Short exercise: Reproduce all of the material word for word.

— Begin —

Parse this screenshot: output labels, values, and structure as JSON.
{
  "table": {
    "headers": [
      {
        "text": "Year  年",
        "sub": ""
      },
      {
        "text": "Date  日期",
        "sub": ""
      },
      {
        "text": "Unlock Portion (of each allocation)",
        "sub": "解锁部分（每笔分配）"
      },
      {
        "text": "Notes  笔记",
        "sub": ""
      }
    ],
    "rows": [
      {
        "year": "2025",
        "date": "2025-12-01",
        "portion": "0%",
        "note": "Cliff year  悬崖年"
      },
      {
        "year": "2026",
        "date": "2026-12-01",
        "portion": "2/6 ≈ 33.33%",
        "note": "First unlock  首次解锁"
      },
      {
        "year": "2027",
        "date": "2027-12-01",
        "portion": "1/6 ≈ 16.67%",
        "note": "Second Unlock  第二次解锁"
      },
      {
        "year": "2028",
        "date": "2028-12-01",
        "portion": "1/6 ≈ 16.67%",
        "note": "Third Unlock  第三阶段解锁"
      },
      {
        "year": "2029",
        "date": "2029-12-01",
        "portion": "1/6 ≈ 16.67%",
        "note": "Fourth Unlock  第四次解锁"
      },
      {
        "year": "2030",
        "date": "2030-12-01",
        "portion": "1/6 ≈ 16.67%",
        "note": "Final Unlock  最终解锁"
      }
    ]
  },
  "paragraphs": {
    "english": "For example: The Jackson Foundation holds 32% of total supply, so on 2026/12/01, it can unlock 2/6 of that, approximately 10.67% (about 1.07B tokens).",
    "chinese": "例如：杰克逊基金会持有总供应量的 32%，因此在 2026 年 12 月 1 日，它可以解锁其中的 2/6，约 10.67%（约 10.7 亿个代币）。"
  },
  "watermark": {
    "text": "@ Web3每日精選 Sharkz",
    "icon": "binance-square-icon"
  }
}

— End —

Worked answer:
Parse this screenshot: output labels, values, and structure as JSON.
{
  "table": {
    "headers": [
      {
        "text": "Year  年",
        "sub": ""
      },
      {
        "text": "Date  日期",
        "sub": ""
      },
      {
        "text": "Unlock Portion (of each allocation)",
        "sub": "解锁部分（每笔分配）"
      },
      {
        "text": "Notes  笔记",
        "sub": ""
      }
    ],
    "rows": [
      {
        "year": "2025",
        "date": "2025-12-01",
        "portion": "0%",
        "note": "Cliff year  悬崖年"
      },
      {
        "year": "2026",
        "date": "2026-12-01",
        "portion": "2/6 ≈ 33.33%",
        "note": "First unlock  首次解锁"
      },
      {
        "year": "2027",
        "date": "2027-12-01",
        "portion": "1/6 ≈ 16.67%",
        "note": "Second Unlock  第二次解锁"
      },
      {
        "year": "2028",
        "date": "2028-12-01",
        "portion": "1/6 ≈ 16.67%",
        "note": "Third Unlock  第三阶段解锁"
      },
      {
        "year": "2029",
        "date": "2029-12-01",
        "portion": "1/6 ≈ 16.67%",
        "note": "Fourth Unlock  第四次解锁"
      },
      {
        "year": "2030",
        "date": "2030-12-01",
        "portion": "1/6 ≈ 16.67%",
        "note": "Final Unlock  最终解锁"
      }
    ]
  },
  "paragraphs": {
    "english": "For example: The Jackson Foundation holds 32% of total supply, so on 2026/12/01, it can unlock 2/6 of that, approximately 10.67% (about 1.07B tokens).",
    "chinese": "例如：杰克逊基金会持有总供应量的 32%，因此在 2026 年 12 月 1 日，它可以解锁其中的 2/6，约 10.67%（约 10.7 亿个代币）。"
  },
  "watermark": {
    "text": "@ Web3每日精選 Sharkz",
    "icon": "binance-square-icon"
  }
}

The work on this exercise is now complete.